TEXTO PARA LEITURA:
★ ★ ★

As entidades que assinam este Manifesto – Sociedades psicanalíticas, Escolas de Psicanálise e Associações de psicanalistas – vêm a público manifestar sua imensa apreensão diante de um cenário que, de maneira flagrante, vem pondo em risco o Estado Democrático de Direito que com grande esforço conquistamos, e que vem sustentando a sociedade brasileira nos últimos trinta anos.  Não podemos deixar que isso aconteça! 

A democracia é o único fiador de nosso futuro como nação, é o único caminho em direção a uma sociedade livre, justa e fraterna. Para mantê-la é preciso sustentar o direito inalienável de livre expressão de ideias, e de associação – que se traduzem na diversidade política, cultural, religiosa e sexual, e no repúdio a toda forma de preconceito, opressão social, racial ou sexual. É necessário apostar na construção de uma sociedade que busque de forma permanente reduzir a abjeta desigualdade econômica que ainda nos caracteriza.

★ ★ ★

Dados dos limites da região:
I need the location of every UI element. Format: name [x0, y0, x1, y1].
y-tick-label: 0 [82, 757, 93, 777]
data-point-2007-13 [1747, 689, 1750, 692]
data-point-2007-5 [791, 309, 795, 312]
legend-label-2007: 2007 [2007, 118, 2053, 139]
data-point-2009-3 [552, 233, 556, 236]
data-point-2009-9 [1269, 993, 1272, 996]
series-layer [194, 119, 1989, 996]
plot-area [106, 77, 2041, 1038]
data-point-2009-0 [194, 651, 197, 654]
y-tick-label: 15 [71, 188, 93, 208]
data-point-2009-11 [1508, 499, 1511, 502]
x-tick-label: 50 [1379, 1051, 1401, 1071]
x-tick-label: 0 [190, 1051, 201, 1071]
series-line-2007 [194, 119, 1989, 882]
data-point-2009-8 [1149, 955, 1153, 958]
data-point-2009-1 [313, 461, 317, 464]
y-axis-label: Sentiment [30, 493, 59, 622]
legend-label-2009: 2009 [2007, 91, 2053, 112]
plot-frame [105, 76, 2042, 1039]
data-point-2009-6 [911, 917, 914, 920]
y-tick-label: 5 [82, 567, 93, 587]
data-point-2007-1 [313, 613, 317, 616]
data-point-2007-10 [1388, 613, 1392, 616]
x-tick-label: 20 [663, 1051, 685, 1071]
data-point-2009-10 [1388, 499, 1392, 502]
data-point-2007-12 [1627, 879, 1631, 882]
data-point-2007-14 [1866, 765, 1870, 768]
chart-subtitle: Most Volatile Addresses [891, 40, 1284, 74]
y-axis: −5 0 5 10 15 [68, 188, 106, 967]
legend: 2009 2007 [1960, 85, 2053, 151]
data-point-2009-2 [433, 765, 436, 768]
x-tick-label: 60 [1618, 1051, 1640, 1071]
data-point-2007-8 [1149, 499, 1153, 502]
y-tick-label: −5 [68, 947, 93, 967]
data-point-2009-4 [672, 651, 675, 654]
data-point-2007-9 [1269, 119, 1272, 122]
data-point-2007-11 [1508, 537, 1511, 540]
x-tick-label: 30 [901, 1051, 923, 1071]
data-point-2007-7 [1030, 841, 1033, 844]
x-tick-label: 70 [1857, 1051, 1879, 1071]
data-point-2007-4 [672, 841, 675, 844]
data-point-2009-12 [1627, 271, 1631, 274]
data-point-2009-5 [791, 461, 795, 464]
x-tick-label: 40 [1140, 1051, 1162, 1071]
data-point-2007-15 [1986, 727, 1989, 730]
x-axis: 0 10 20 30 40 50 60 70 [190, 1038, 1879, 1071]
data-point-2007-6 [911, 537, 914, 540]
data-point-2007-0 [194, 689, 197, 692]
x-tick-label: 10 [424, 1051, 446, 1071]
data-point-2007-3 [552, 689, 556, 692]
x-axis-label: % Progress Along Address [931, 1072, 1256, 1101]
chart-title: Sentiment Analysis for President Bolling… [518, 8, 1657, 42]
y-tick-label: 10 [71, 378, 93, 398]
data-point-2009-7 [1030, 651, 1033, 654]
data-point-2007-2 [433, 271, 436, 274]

★ ★ ★

O QUE SE ESPERA: Devolva, sem mudar nada, o trecho do manifesto que começa em "As entidades que" e termina em "que isso aconteça!".

RESPOSTA DO EXERCÍCIO:
As entidades que assinam este Manifesto – Sociedades psicanalíticas, Escolas de Psicanálise e Associações de psicanalistas – vêm a público manifestar sua imensa apreensão diante de um cenário que, de maneira flagrante, vem pondo em risco o Estado Democrático de Direito que com grande esforço conquistamos, e que vem sustentando a sociedade brasileira nos últimos trinta anos.  Não podemos deixar que isso aconteça!